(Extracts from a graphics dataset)

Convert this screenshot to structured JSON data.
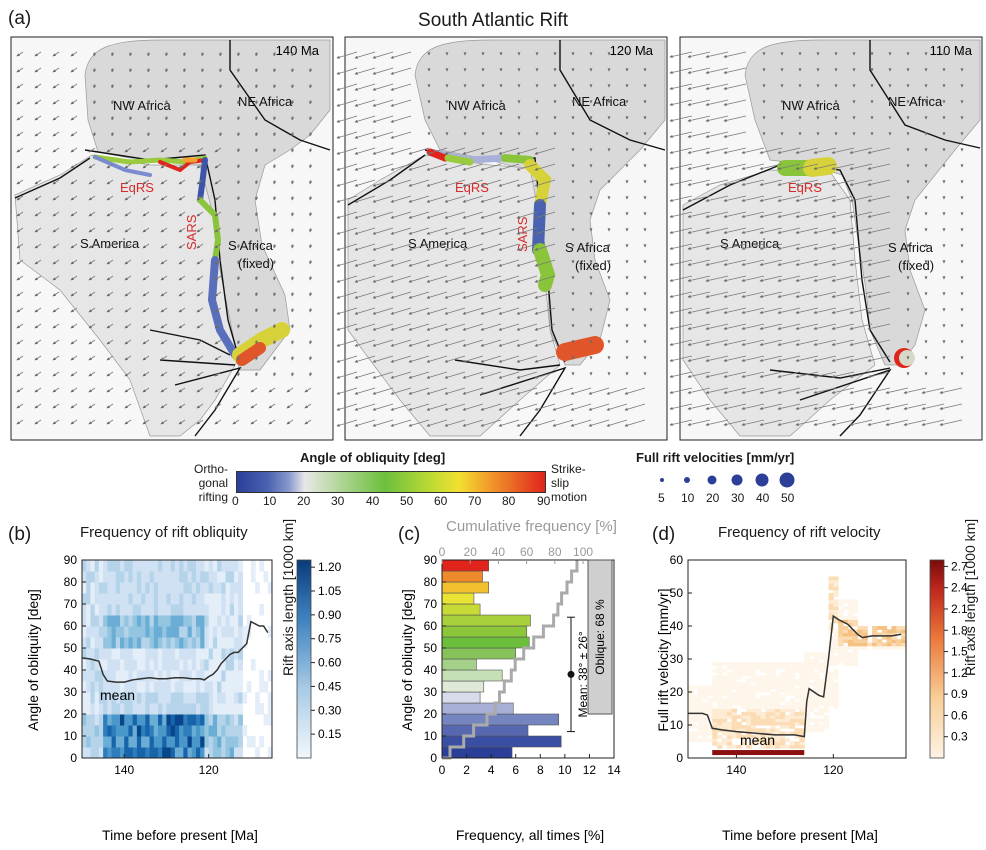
{
  "figure": {
    "title": "South Atlantic Rift",
    "panel_labels": [
      "(a)",
      "(b)",
      "(c)",
      "(d)"
    ]
  },
  "maps": [
    {
      "age": "140 Ma",
      "labels": [
        "NW Africa",
        "NE Africa",
        "EqRS",
        "S America",
        "SARS",
        "S Africa",
        "(fixed)"
      ]
    },
    {
      "age": "120 Ma",
      "labels": [
        "NW Africa",
        "NE Africa",
        "EqRS",
        "S America",
        "SARS",
        "S Africa",
        "(fixed)"
      ]
    },
    {
      "age": "110 Ma",
      "labels": [
        "NW Africa",
        "NE Africa",
        "EqRS",
        "S America",
        "S Africa",
        "(fixed)"
      ]
    }
  ],
  "legend": {
    "obliquity_title": "Angle of obliquity [deg]",
    "left_label": [
      "Ortho-",
      "gonal",
      "rifting"
    ],
    "right_label": [
      "Strike-",
      "slip",
      "motion"
    ],
    "ticks": [
      "0",
      "10",
      "20",
      "30",
      "40",
      "50",
      "60",
      "70",
      "80",
      "90"
    ],
    "velocity_title": "Full rift velocities [mm/yr]",
    "velocity_values": [
      "5",
      "10",
      "20",
      "30",
      "40",
      "50"
    ],
    "colors": {
      "blue": "#2b3f99",
      "white": "#e8e8e8",
      "green": "#6cbf3c",
      "yellow": "#f2e030",
      "red": "#e0241c"
    }
  },
  "panel_b": {
    "title": "Frequency of rift obliquity",
    "xlabel": "Time before present [Ma]",
    "ylabel": "Angle of obliquity [deg]",
    "colorbar_label": "Rift axis length [1000 km]",
    "mean_label": "mean"
  },
  "panel_c": {
    "top_label": "Cumulative frequency [%]",
    "xlabel": "Frequency, all times [%]",
    "ylabel": "Angle of obliquity [deg]",
    "mean_text": "Mean: 38° ± 26°",
    "oblique_text": "Oblique: 68 %"
  },
  "panel_d": {
    "title": "Frequency of rift velocity",
    "xlabel": "Time before present [Ma]",
    "ylabel": "Full rift velocity [mm/yr]",
    "colorbar_label": "Rift axis length [1000 km]",
    "mean_label": "mean"
  },
  "chart_data": [
    {
      "type": "heatmap",
      "panel": "b",
      "x_ticks": [
        "140",
        "120"
      ],
      "x_range_ma": [
        150,
        105
      ],
      "y_ticks": [
        "0",
        "10",
        "20",
        "30",
        "40",
        "50",
        "60",
        "70",
        "80",
        "90"
      ],
      "ylim": [
        0,
        90
      ],
      "colorbar_ticks": [
        "0.15",
        "0.30",
        "0.45",
        "0.60",
        "0.75",
        "0.90",
        "1.05",
        "1.20"
      ],
      "mean_series": {
        "name": "mean",
        "x": [
          150,
          148,
          146,
          145,
          144,
          142,
          140,
          138,
          136,
          134,
          132,
          130,
          128,
          126,
          124,
          122,
          121,
          120,
          119,
          118,
          117,
          116,
          115,
          114,
          113,
          112,
          111,
          110,
          109,
          108,
          107,
          106
        ],
        "y": [
          45.5,
          45,
          44,
          38,
          35,
          34.5,
          34.5,
          35.5,
          36,
          36.5,
          36,
          36,
          36.5,
          36.5,
          36,
          36,
          35.5,
          37,
          38,
          40,
          43,
          45,
          47,
          48,
          48,
          50,
          52,
          62,
          61,
          60,
          60,
          57
        ]
      }
    },
    {
      "type": "bar",
      "panel": "c",
      "orientation": "horizontal",
      "bin_edges": [
        0,
        5,
        10,
        15,
        20,
        25,
        30,
        35,
        40,
        45,
        50,
        55,
        60,
        65,
        70,
        75,
        80,
        85,
        90
      ],
      "frequency_percent": [
        5.7,
        9.7,
        7.0,
        9.5,
        5.8,
        3.1,
        3.4,
        4.9,
        2.8,
        6.0,
        7.1,
        6.9,
        7.2,
        3.1,
        2.6,
        3.8,
        3.3,
        3.8
      ],
      "cumulative_percent": [
        5.7,
        15.4,
        22.4,
        31.9,
        37.7,
        40.8,
        44.2,
        49.1,
        51.9,
        57.9,
        65.0,
        71.9,
        79.1,
        82.2,
        84.8,
        88.6,
        91.9,
        95.7
      ],
      "x_ticks": [
        "0",
        "2",
        "4",
        "6",
        "8",
        "10",
        "12",
        "14"
      ],
      "xlim": [
        0,
        14
      ],
      "top_ticks": [
        "0",
        "20",
        "40",
        "60",
        "80",
        "100"
      ],
      "y_ticks": [
        "0",
        "10",
        "20",
        "30",
        "40",
        "50",
        "60",
        "70",
        "80",
        "90"
      ],
      "ylim": [
        0,
        90
      ],
      "mean": 38,
      "std": 26,
      "oblique_range_deg": [
        20,
        90
      ]
    },
    {
      "type": "heatmap",
      "panel": "d",
      "x_ticks": [
        "140",
        "120"
      ],
      "x_range_ma": [
        150,
        105
      ],
      "y_ticks": [
        "0",
        "10",
        "20",
        "30",
        "40",
        "50",
        "60"
      ],
      "ylim": [
        0,
        60
      ],
      "colorbar_ticks": [
        "0.3",
        "0.6",
        "0.9",
        "1.2",
        "1.5",
        "1.8",
        "2.1",
        "2.4",
        "2.7"
      ],
      "mean_series": {
        "name": "mean",
        "x": [
          150,
          147,
          146,
          145,
          143,
          140,
          136,
          132,
          128,
          126,
          125.5,
          125,
          123,
          122,
          121,
          120,
          119,
          117,
          116,
          115,
          114,
          112,
          110,
          108,
          106
        ],
        "y": [
          13.5,
          13.5,
          13,
          9,
          8.5,
          8,
          7.5,
          7,
          7,
          6.5,
          17,
          21,
          19,
          18.5,
          30,
          43,
          42,
          40.5,
          39,
          37.5,
          36.5,
          37,
          37,
          37,
          37.5
        ]
      },
      "highlight_bar": {
        "x_range_ma": [
          145,
          126
        ],
        "y": 1.5
      }
    }
  ]
}
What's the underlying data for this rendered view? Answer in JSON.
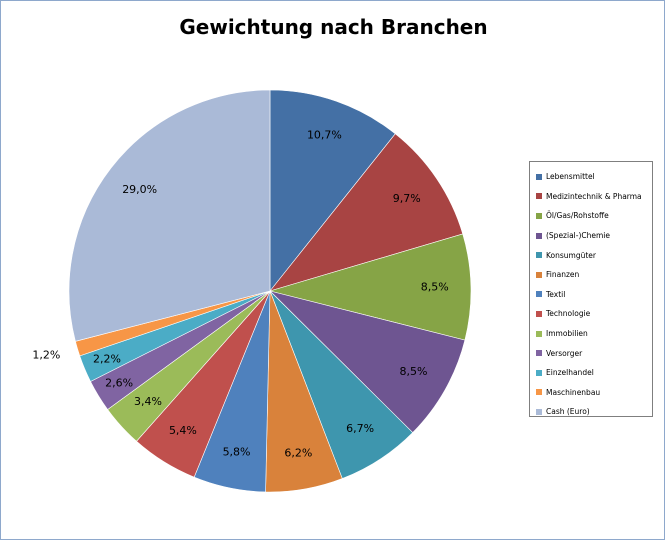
{
  "chart_data": {
    "type": "pie",
    "title": "Gewichtung nach Branchen",
    "legend_position": "right",
    "series": [
      {
        "label": "Lebensmittel",
        "value": 10.7,
        "display": "10,7%",
        "color": "#4470A5"
      },
      {
        "label": "Medizintechnik & Pharma",
        "value": 9.7,
        "display": "9,7%",
        "color": "#A84443"
      },
      {
        "label": "Öl/Gas/Rohstoffe",
        "value": 8.5,
        "display": "8,5%",
        "color": "#86A446"
      },
      {
        "label": "(Spezial-)Chemie",
        "value": 8.5,
        "display": "8,5%",
        "color": "#6E5591"
      },
      {
        "label": "Konsumgüter",
        "value": 6.7,
        "display": "6,7%",
        "color": "#3E96AE"
      },
      {
        "label": "Finanzen",
        "value": 6.2,
        "display": "6,2%",
        "color": "#D9823B"
      },
      {
        "label": "Textil",
        "value": 5.8,
        "display": "5,8%",
        "color": "#4F81BD"
      },
      {
        "label": "Technologie",
        "value": 5.4,
        "display": "5,4%",
        "color": "#C0504D"
      },
      {
        "label": "Immobilien",
        "value": 3.4,
        "display": "3,4%",
        "color": "#9BBB59"
      },
      {
        "label": "Versorger",
        "value": 2.6,
        "display": "2,6%",
        "color": "#8064A2"
      },
      {
        "label": "Einzelhandel",
        "value": 2.2,
        "display": "2,2%",
        "color": "#4BACC6"
      },
      {
        "label": "Maschinenbau",
        "value": 1.2,
        "display": "1,2%",
        "color": "#F79646"
      },
      {
        "label": "Cash (Euro)",
        "value": 29.0,
        "display": "29,0%",
        "color": "#AABAD7"
      }
    ]
  }
}
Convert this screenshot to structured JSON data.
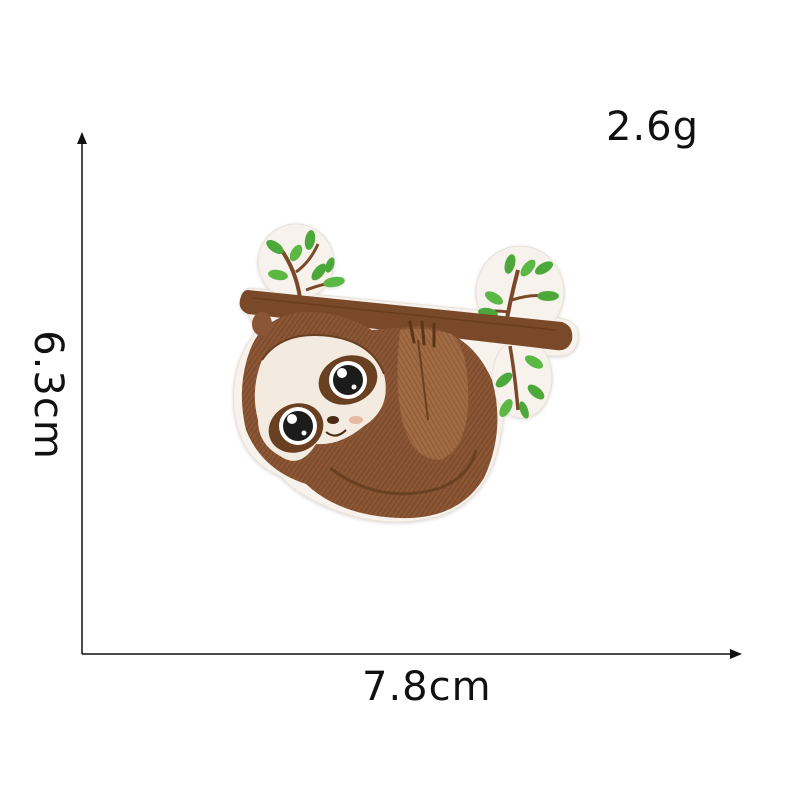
{
  "product": {
    "weight_label": "2.6g",
    "width_label": "7.8cm",
    "height_label": "6.3cm",
    "subject": "embroidered-sloth-patch"
  },
  "colors": {
    "fur_dark": "#6b3f22",
    "fur_mid": "#8a5634",
    "fur_light": "#b07a52",
    "face": "#f3ebe0",
    "branch": "#7a4a2a",
    "leaf": "#4ea83a",
    "border": "#f7f2ec",
    "axis": "#111111"
  }
}
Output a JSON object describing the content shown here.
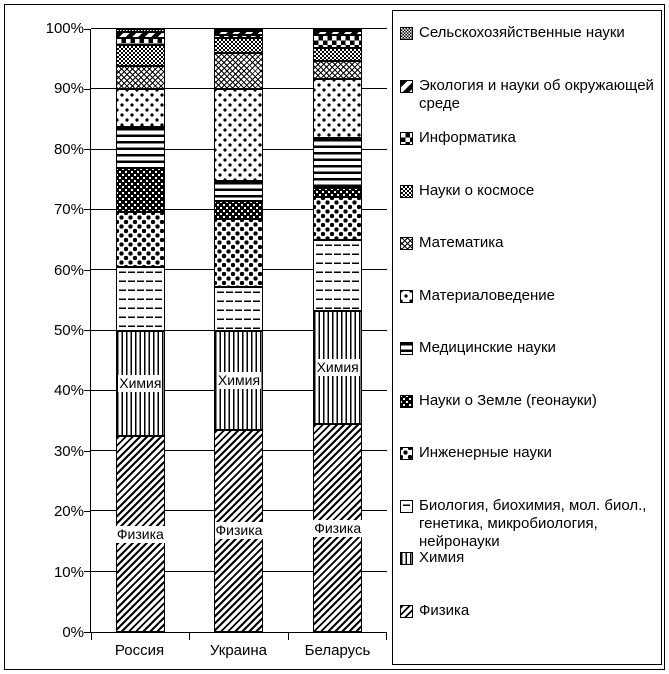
{
  "chart_data": {
    "type": "bar",
    "subtype": "100%-stacked-column",
    "categories": [
      "Россия",
      "Украина",
      "Беларусь"
    ],
    "series": [
      {
        "name": "Физика",
        "pattern": "fizika",
        "values": [
          32.5,
          33.6,
          34.5
        ]
      },
      {
        "name": "Химия",
        "pattern": "himiya",
        "values": [
          17.5,
          16.4,
          18.8
        ]
      },
      {
        "name": "Биология, биохимия, мол. биол., генетика, микробиология, нейронауки",
        "pattern": "biologiya",
        "values": [
          10.5,
          7.3,
          11.7
        ]
      },
      {
        "name": "Инженерные науки",
        "pattern": "inzhenernye",
        "values": [
          9.2,
          11.3,
          7.2
        ]
      },
      {
        "name": "Науки о Земле (геонауки)",
        "pattern": "zemlya",
        "values": [
          7.3,
          3.1,
          1.4
        ]
      },
      {
        "name": "Медицинские науки",
        "pattern": "medicinskie",
        "values": [
          6.8,
          3.3,
          8.3
        ]
      },
      {
        "name": "Материаловедение",
        "pattern": "materialovedenie",
        "values": [
          6.3,
          15.2,
          9.8
        ]
      },
      {
        "name": "Математика",
        "pattern": "matematika",
        "values": [
          3.8,
          6.0,
          3.0
        ]
      },
      {
        "name": "Науки о космосе",
        "pattern": "kosmos",
        "values": [
          3.4,
          2.5,
          2.1
        ]
      },
      {
        "name": "Информатика",
        "pattern": "informatika",
        "values": [
          1.2,
          0.5,
          2.3
        ]
      },
      {
        "name": "Экология и науки об окружающей среде",
        "pattern": "ekologiya",
        "values": [
          1.0,
          0.7,
          0.6
        ]
      },
      {
        "name": "Сельскохозяйственные науки",
        "pattern": "selhoz",
        "values": [
          0.5,
          0.1,
          0.3
        ]
      }
    ],
    "y_ticks": [
      "0%",
      "10%",
      "20%",
      "30%",
      "40%",
      "50%",
      "60%",
      "70%",
      "80%",
      "90%",
      "100%"
    ],
    "ylim": [
      0,
      100
    ],
    "grid": true,
    "legend_position": "right",
    "legend_order_top_to_bottom": [
      "Сельскохозяйственные науки",
      "Экология и науки об окружающей среде",
      "Информатика",
      "Науки о космосе",
      "Математика",
      "Материаловедение",
      "Медицинские науки",
      "Науки о Земле (геонауки)",
      "Инженерные науки",
      "Биология, биохимия, мол. биол., генетика, микробиология, нейронауки",
      "Химия",
      "Физика"
    ],
    "inner_bar_labels": [
      "Физика",
      "Химия"
    ]
  }
}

Set problem
From the listing above, return each line with the word "Медицинские".

Result
        "name": "Медицинские науки",
      "Медицинские науки",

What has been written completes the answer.